▸ **Stated task**
Locate all lines with the word "this" and copy them out.
### Given entries
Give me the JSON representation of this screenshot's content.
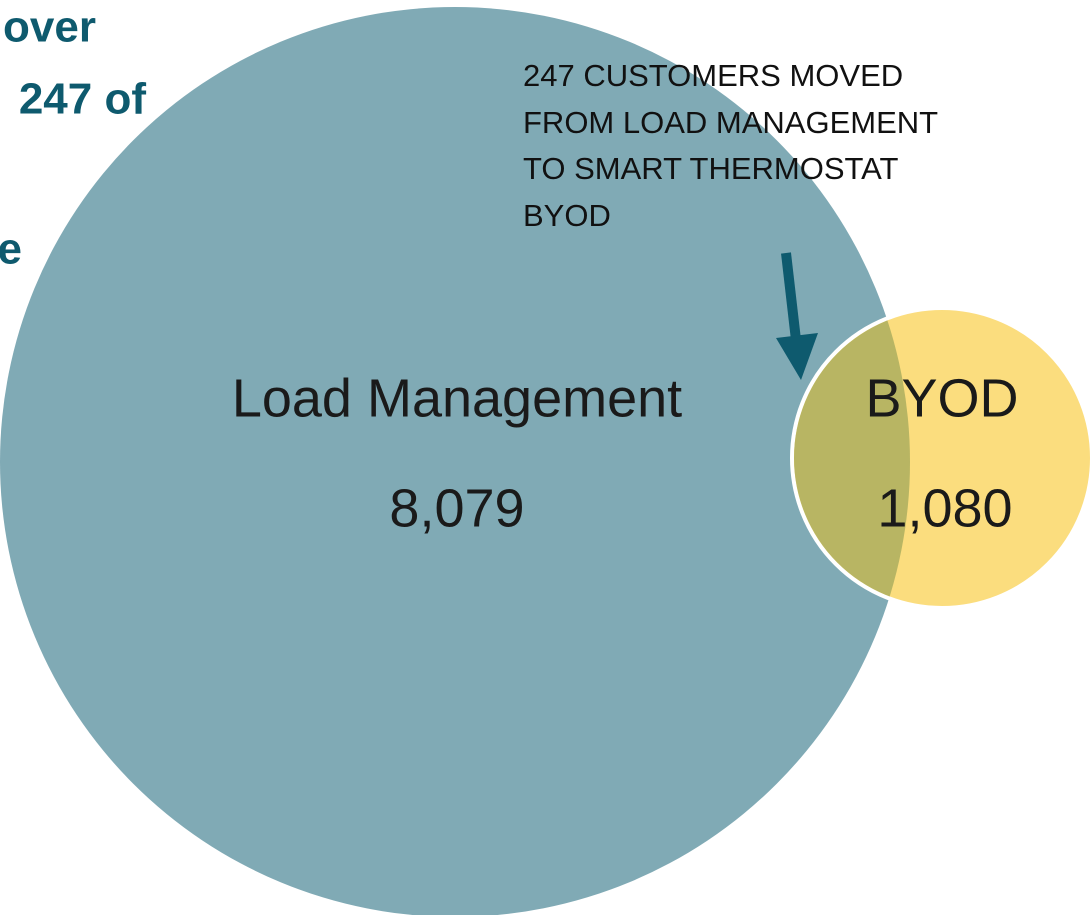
{
  "side_text": [
    "over",
    "247 of",
    "e"
  ],
  "annotation": [
    "247 CUSTOMERS MOVED",
    "FROM LOAD MANAGEMENT",
    "TO SMART THERMOSTAT",
    "BYOD"
  ],
  "sets": [
    {
      "label": "Load Management",
      "count": "8,079"
    },
    {
      "label": "BYOD",
      "count": "1,080"
    }
  ]
}
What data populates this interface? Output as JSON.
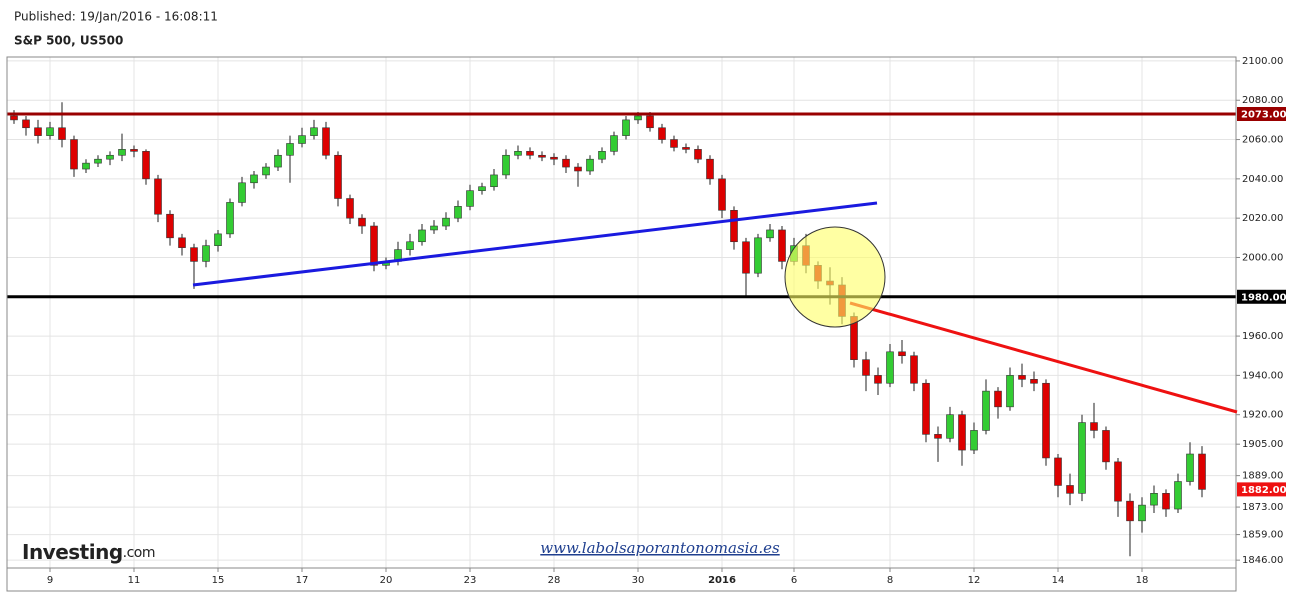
{
  "chart_data": {
    "type": "candlestick",
    "subtitle": "Published: 19/Jan/2016 - 16:08:11",
    "title": "S&P 500, US500",
    "logo": "Investing",
    "logo_suffix": ".com",
    "annotation": "www.labolsaporantonomasia.es",
    "up_color": "#33cc33",
    "down_color": "#dd0000",
    "grid": true,
    "ylim": [
      1842,
      2102
    ],
    "yticks": [
      {
        "value": 2100,
        "label": "2100.00"
      },
      {
        "value": 2080,
        "label": "2080.00"
      },
      {
        "value": 2060,
        "label": "2060.00"
      },
      {
        "value": 2040,
        "label": "2040.00"
      },
      {
        "value": 2020,
        "label": "2020.00"
      },
      {
        "value": 2000,
        "label": "2000.00"
      },
      {
        "value": 1960,
        "label": "1960.00"
      },
      {
        "value": 1940,
        "label": "1940.00"
      },
      {
        "value": 1920,
        "label": "1920.00"
      },
      {
        "value": 1905,
        "label": "1905.00"
      },
      {
        "value": 1889,
        "label": "1889.00"
      },
      {
        "value": 1873,
        "label": "1873.00"
      },
      {
        "value": 1859,
        "label": "1859.00"
      },
      {
        "value": 1846,
        "label": "1846.00"
      }
    ],
    "levels": [
      {
        "value": 2073,
        "label": "2073.00",
        "color": "#990000"
      },
      {
        "value": 1980,
        "label": "1980.00",
        "color": "#000000"
      }
    ],
    "last": {
      "value": 1882,
      "label": "1882.00",
      "color": "#ee1111"
    },
    "categories": [
      null,
      null,
      null,
      "9",
      null,
      null,
      null,
      null,
      null,
      null,
      "11",
      null,
      null,
      null,
      null,
      null,
      null,
      "15",
      null,
      null,
      null,
      null,
      null,
      null,
      "17",
      null,
      null,
      null,
      null,
      null,
      null,
      "20",
      null,
      null,
      null,
      null,
      null,
      null,
      "23",
      null,
      null,
      null,
      null,
      null,
      null,
      "28",
      null,
      null,
      null,
      null,
      null,
      null,
      "30",
      null,
      null,
      null,
      null,
      null,
      null,
      "2016",
      null,
      null,
      null,
      null,
      null,
      "6",
      null,
      null,
      null,
      null,
      null,
      null,
      null,
      "8",
      null,
      null,
      null,
      null,
      null,
      null,
      "12",
      null,
      null,
      null,
      null,
      null,
      null,
      "14",
      null,
      null,
      null,
      null,
      null,
      null,
      "18",
      null,
      null,
      null,
      null,
      null
    ],
    "ohlc": [
      [
        2072,
        2075,
        2068,
        2070
      ],
      [
        2070,
        2072,
        2062,
        2066
      ],
      [
        2066,
        2070,
        2058,
        2062
      ],
      [
        2062,
        2069,
        2060,
        2066
      ],
      [
        2066,
        2079,
        2056,
        2060
      ],
      [
        2060,
        2062,
        2041,
        2045
      ],
      [
        2045,
        2050,
        2043,
        2048
      ],
      [
        2048,
        2052,
        2046,
        2050
      ],
      [
        2050,
        2054,
        2047,
        2052
      ],
      [
        2052,
        2063,
        2049,
        2055
      ],
      [
        2055,
        2057,
        2051,
        2054
      ],
      [
        2054,
        2055,
        2037,
        2040
      ],
      [
        2040,
        2042,
        2018,
        2022
      ],
      [
        2022,
        2024,
        2006,
        2010
      ],
      [
        2010,
        2012,
        2001,
        2005
      ],
      [
        2005,
        2007,
        1984,
        1998
      ],
      [
        1998,
        2009,
        1995,
        2006
      ],
      [
        2006,
        2014,
        2003,
        2012
      ],
      [
        2012,
        2030,
        2010,
        2028
      ],
      [
        2028,
        2041,
        2026,
        2038
      ],
      [
        2038,
        2044,
        2035,
        2042
      ],
      [
        2042,
        2048,
        2040,
        2046
      ],
      [
        2046,
        2055,
        2044,
        2052
      ],
      [
        2052,
        2062,
        2038,
        2058
      ],
      [
        2058,
        2066,
        2056,
        2062
      ],
      [
        2062,
        2070,
        2060,
        2066
      ],
      [
        2066,
        2069,
        2050,
        2052
      ],
      [
        2052,
        2054,
        2026,
        2030
      ],
      [
        2030,
        2032,
        2017,
        2020
      ],
      [
        2020,
        2022,
        2012,
        2016
      ],
      [
        2016,
        2018,
        1993,
        1996
      ],
      [
        1996,
        2000,
        1994,
        1998
      ],
      [
        1998,
        2008,
        1996,
        2004
      ],
      [
        2004,
        2012,
        2001,
        2008
      ],
      [
        2008,
        2017,
        2006,
        2014
      ],
      [
        2014,
        2019,
        2012,
        2016
      ],
      [
        2016,
        2023,
        2014,
        2020
      ],
      [
        2020,
        2029,
        2018,
        2026
      ],
      [
        2026,
        2037,
        2024,
        2034
      ],
      [
        2034,
        2038,
        2032,
        2036
      ],
      [
        2036,
        2045,
        2034,
        2042
      ],
      [
        2042,
        2055,
        2040,
        2052
      ],
      [
        2052,
        2057,
        2050,
        2054
      ],
      [
        2054,
        2056,
        2050,
        2052
      ],
      [
        2052,
        2054,
        2049,
        2051
      ],
      [
        2051,
        2053,
        2047,
        2050
      ],
      [
        2050,
        2052,
        2043,
        2046
      ],
      [
        2046,
        2048,
        2036,
        2044
      ],
      [
        2044,
        2052,
        2042,
        2050
      ],
      [
        2050,
        2056,
        2048,
        2054
      ],
      [
        2054,
        2064,
        2052,
        2062
      ],
      [
        2062,
        2072,
        2060,
        2070
      ],
      [
        2070,
        2074,
        2068,
        2072
      ],
      [
        2072,
        2074,
        2064,
        2066
      ],
      [
        2066,
        2068,
        2058,
        2060
      ],
      [
        2060,
        2062,
        2054,
        2056
      ],
      [
        2056,
        2058,
        2053,
        2055
      ],
      [
        2055,
        2057,
        2048,
        2050
      ],
      [
        2050,
        2052,
        2037,
        2040
      ],
      [
        2040,
        2042,
        2020,
        2024
      ],
      [
        2024,
        2026,
        2004,
        2008
      ],
      [
        2008,
        2010,
        1980,
        1992
      ],
      [
        1992,
        2012,
        1990,
        2010
      ],
      [
        2010,
        2017,
        2008,
        2014
      ],
      [
        2014,
        2016,
        1994,
        1998
      ],
      [
        1998,
        2010,
        1996,
        2006
      ],
      [
        2006,
        2012,
        1992,
        1996
      ],
      [
        1996,
        1998,
        1984,
        1988
      ],
      [
        1988,
        1995,
        1976,
        1986
      ],
      [
        1986,
        1990,
        1966,
        1970
      ],
      [
        1970,
        1972,
        1944,
        1948
      ],
      [
        1948,
        1952,
        1932,
        1940
      ],
      [
        1940,
        1944,
        1930,
        1936
      ],
      [
        1936,
        1956,
        1934,
        1952
      ],
      [
        1952,
        1958,
        1946,
        1950
      ],
      [
        1950,
        1952,
        1932,
        1936
      ],
      [
        1936,
        1938,
        1906,
        1910
      ],
      [
        1910,
        1914,
        1896,
        1908
      ],
      [
        1908,
        1924,
        1906,
        1920
      ],
      [
        1920,
        1922,
        1894,
        1902
      ],
      [
        1902,
        1916,
        1900,
        1912
      ],
      [
        1912,
        1938,
        1910,
        1932
      ],
      [
        1932,
        1934,
        1918,
        1924
      ],
      [
        1924,
        1944,
        1922,
        1940
      ],
      [
        1940,
        1946,
        1934,
        1938
      ],
      [
        1938,
        1942,
        1932,
        1936
      ],
      [
        1936,
        1938,
        1894,
        1898
      ],
      [
        1898,
        1900,
        1878,
        1884
      ],
      [
        1884,
        1890,
        1874,
        1880
      ],
      [
        1880,
        1920,
        1876,
        1916
      ],
      [
        1916,
        1926,
        1908,
        1912
      ],
      [
        1912,
        1914,
        1892,
        1896
      ],
      [
        1896,
        1898,
        1868,
        1876
      ],
      [
        1876,
        1880,
        1848,
        1866
      ],
      [
        1866,
        1878,
        1860,
        1874
      ],
      [
        1874,
        1884,
        1870,
        1880
      ],
      [
        1880,
        1882,
        1868,
        1872
      ],
      [
        1872,
        1890,
        1870,
        1886
      ],
      [
        1886,
        1906,
        1884,
        1900
      ],
      [
        1900,
        1904,
        1878,
        1882
      ]
    ]
  }
}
######
▸ **Worked answer**
Give me the JSON representation of this screenshot's content.
What data populates this interface? Output as JSON.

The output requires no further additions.